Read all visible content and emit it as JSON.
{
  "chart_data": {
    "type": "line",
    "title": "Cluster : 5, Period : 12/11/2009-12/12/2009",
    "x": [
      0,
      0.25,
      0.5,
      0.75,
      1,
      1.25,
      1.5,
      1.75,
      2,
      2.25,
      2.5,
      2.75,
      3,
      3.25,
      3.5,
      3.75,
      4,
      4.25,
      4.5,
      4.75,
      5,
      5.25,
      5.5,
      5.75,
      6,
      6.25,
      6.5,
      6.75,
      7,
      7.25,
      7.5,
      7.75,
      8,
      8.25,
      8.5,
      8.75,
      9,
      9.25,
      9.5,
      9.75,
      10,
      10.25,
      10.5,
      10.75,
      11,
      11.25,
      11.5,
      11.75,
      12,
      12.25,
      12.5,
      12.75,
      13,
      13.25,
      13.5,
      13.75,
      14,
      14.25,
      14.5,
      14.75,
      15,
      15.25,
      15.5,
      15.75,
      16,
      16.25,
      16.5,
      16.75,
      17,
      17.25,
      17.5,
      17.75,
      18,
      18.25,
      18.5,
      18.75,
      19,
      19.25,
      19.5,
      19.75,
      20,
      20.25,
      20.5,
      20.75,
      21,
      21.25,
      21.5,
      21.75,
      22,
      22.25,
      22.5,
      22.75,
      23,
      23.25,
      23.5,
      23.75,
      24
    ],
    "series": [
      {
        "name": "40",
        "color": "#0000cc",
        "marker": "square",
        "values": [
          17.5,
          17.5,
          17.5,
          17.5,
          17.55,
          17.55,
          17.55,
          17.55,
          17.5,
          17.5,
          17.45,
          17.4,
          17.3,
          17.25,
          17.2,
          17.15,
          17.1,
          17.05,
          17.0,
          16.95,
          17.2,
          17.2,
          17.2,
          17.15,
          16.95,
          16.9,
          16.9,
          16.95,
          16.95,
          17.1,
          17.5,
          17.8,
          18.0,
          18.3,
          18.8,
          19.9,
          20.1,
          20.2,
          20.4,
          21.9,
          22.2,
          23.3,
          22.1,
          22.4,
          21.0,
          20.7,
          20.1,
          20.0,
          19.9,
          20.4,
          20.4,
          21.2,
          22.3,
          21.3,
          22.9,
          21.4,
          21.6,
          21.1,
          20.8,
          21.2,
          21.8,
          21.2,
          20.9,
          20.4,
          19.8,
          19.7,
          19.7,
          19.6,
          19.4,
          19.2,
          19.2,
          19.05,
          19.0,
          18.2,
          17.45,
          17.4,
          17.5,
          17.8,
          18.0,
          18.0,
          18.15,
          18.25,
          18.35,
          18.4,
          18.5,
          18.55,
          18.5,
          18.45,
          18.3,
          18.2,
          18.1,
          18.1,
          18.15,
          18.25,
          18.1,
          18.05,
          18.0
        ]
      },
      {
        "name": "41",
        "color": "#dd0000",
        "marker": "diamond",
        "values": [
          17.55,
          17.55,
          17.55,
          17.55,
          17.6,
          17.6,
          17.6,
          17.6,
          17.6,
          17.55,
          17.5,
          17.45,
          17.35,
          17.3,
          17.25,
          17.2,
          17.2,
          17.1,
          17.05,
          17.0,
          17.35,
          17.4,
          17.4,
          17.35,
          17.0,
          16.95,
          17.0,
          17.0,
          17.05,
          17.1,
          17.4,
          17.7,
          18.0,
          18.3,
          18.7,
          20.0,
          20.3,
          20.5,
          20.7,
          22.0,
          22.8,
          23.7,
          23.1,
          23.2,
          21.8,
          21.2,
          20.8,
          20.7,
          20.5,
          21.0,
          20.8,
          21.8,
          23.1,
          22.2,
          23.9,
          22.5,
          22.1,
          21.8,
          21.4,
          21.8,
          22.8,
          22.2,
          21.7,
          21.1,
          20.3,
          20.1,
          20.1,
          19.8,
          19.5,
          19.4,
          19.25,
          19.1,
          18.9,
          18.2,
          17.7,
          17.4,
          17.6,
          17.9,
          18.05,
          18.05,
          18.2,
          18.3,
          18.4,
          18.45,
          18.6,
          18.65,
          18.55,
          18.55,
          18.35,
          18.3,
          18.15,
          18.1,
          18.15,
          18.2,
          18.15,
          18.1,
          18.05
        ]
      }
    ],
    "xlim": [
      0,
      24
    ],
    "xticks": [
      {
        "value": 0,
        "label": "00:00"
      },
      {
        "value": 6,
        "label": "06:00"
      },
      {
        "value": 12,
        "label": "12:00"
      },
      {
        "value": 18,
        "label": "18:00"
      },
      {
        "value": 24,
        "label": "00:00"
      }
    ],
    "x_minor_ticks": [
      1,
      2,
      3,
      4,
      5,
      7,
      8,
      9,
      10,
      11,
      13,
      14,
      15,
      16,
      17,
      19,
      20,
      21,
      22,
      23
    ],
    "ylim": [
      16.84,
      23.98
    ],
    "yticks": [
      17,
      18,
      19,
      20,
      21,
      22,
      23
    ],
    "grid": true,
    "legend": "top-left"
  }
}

--

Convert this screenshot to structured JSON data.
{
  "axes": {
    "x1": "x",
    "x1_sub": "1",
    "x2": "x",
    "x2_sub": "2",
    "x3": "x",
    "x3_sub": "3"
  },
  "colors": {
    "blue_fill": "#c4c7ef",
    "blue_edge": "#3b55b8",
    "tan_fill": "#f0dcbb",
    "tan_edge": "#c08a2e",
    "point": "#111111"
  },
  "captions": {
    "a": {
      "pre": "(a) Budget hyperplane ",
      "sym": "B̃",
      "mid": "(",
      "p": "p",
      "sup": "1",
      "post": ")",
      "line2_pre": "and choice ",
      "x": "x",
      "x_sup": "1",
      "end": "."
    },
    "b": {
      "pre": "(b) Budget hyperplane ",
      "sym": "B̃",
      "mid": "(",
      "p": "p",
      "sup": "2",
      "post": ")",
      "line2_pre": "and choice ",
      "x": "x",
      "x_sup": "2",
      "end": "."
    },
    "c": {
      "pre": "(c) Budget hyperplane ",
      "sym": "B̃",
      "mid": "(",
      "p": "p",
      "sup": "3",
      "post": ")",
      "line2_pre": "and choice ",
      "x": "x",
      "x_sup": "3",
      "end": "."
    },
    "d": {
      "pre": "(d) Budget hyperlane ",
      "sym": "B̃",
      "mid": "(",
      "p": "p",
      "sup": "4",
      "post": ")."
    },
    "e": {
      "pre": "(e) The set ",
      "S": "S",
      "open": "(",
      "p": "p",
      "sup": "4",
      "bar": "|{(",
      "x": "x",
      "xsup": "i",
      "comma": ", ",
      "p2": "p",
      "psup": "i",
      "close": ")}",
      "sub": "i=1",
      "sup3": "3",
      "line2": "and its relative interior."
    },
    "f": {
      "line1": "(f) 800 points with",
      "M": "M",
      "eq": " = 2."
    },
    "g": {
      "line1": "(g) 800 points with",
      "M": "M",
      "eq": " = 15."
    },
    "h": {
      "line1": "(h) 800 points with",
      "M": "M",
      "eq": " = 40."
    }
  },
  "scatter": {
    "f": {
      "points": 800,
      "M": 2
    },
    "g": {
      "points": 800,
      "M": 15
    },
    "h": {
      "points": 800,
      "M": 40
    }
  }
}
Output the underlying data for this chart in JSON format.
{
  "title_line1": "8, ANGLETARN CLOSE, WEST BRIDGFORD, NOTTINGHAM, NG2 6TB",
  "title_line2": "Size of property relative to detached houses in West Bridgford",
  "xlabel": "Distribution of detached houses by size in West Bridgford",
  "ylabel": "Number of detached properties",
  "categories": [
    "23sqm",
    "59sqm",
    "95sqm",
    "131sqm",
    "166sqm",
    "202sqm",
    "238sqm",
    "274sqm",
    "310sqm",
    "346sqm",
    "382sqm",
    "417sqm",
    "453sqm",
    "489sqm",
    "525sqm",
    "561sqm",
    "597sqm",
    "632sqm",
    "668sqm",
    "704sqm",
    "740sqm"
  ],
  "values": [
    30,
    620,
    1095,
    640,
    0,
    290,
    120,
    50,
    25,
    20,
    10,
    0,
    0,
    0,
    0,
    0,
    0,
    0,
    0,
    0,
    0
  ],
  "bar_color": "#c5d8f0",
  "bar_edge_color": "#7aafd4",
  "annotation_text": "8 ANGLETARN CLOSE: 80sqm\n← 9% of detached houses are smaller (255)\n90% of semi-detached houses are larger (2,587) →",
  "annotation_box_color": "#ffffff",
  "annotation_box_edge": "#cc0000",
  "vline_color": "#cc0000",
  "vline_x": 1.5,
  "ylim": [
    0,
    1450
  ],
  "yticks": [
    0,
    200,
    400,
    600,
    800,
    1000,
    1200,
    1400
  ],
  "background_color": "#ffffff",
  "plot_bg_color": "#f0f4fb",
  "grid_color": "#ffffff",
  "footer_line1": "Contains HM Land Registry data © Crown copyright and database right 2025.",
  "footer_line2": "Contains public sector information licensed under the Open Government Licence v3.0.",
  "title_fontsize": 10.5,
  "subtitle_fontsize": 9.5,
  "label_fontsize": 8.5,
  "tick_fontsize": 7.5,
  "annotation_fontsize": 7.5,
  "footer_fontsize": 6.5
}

---

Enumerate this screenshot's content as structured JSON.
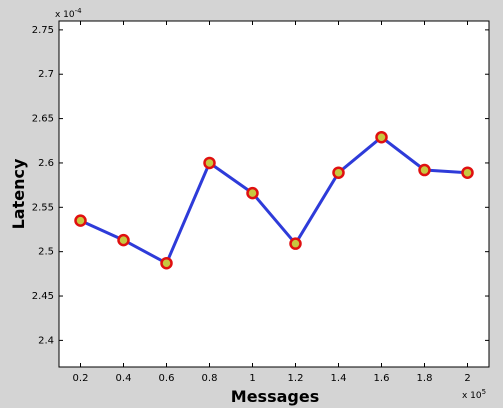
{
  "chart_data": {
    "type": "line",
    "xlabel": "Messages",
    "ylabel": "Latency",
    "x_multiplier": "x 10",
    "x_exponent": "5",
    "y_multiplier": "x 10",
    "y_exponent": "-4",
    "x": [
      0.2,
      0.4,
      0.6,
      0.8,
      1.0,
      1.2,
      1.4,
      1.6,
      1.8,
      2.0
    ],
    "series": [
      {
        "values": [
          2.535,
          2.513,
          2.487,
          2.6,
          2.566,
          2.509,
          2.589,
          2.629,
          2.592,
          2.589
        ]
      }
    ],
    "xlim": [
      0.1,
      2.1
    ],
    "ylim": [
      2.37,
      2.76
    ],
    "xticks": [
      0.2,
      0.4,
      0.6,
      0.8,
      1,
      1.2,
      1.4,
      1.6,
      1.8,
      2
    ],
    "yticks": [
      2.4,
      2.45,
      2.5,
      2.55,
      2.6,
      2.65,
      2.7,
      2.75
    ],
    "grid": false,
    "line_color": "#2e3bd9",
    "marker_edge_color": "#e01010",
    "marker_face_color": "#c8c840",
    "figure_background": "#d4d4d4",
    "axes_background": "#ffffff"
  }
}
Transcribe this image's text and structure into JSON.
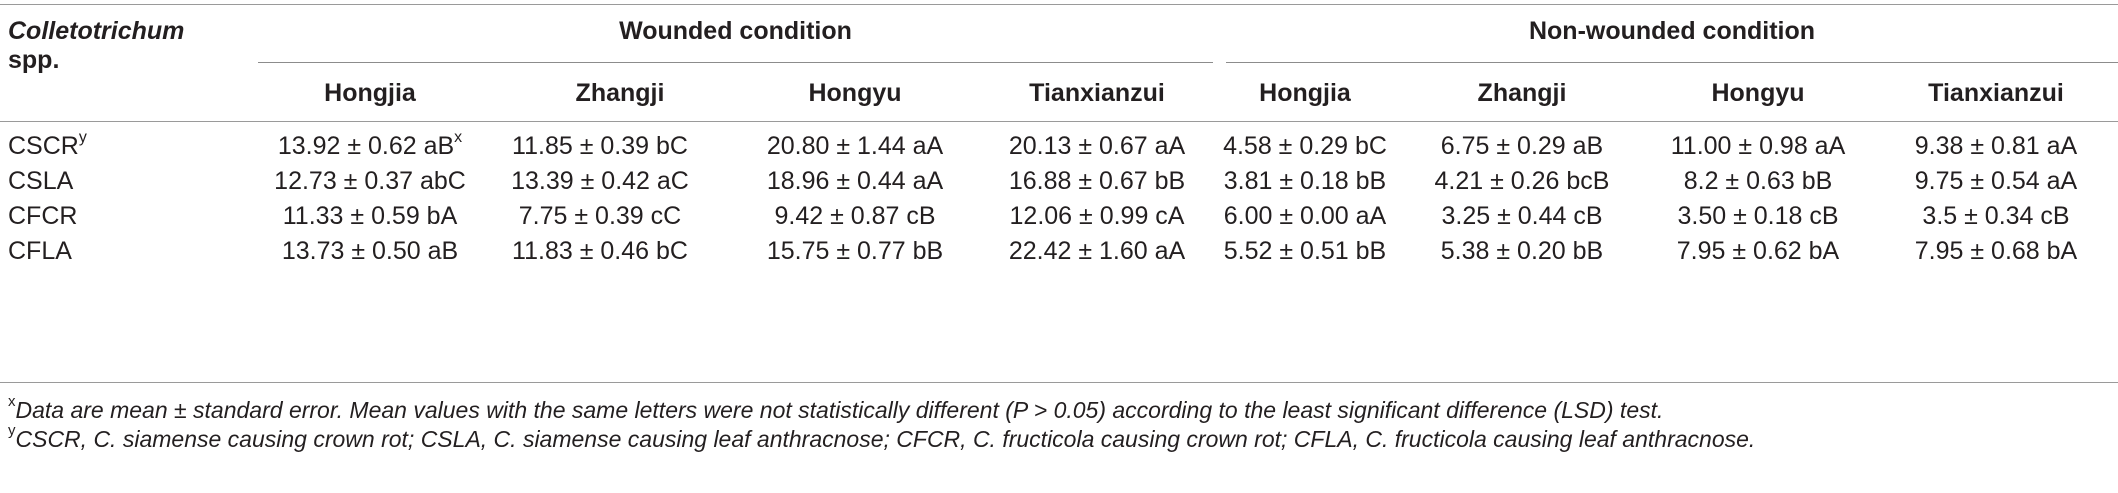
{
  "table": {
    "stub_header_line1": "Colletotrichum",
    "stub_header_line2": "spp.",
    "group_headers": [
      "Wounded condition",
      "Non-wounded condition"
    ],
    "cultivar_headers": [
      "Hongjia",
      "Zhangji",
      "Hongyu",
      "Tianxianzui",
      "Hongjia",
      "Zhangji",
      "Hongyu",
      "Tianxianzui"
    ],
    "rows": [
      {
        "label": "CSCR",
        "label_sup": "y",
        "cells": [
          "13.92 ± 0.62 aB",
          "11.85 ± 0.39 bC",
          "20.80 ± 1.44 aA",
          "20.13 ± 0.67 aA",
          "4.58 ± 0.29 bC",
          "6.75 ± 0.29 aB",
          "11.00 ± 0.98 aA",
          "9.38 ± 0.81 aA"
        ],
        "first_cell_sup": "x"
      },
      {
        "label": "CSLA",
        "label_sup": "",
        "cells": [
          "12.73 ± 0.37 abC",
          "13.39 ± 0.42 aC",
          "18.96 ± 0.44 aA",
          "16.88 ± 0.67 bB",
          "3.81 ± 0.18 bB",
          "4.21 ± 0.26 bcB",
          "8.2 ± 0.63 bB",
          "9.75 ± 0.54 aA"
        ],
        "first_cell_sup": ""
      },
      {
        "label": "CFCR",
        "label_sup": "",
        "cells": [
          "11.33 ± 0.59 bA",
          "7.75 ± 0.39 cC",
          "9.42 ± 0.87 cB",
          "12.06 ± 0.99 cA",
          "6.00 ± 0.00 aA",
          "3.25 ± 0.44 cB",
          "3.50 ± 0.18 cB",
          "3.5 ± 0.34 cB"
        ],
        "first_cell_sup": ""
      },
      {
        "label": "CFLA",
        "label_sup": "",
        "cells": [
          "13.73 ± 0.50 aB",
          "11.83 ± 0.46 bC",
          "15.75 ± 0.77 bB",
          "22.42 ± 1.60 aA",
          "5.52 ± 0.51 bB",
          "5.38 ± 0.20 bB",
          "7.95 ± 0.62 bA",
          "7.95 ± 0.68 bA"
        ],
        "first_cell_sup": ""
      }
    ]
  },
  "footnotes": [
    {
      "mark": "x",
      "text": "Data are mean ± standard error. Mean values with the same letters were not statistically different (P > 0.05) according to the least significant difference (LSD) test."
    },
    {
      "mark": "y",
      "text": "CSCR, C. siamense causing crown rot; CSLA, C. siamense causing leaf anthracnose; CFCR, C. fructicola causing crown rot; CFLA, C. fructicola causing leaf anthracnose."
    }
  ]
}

* **Instructions to follow**
Using the listing, copy every line where the word "ANGLETARN" shows up.

* **In response**
  "title_line1": "8, ANGLETARN CLOSE, WEST BRIDGFORD, NOTTINGHAM, NG2 6TB",
  "annotation_text": "8 ANGLETARN CLOSE: 80sqm\n← 9% of detached houses are smaller (255)\n90% of semi-detached houses are larger (2,587) →",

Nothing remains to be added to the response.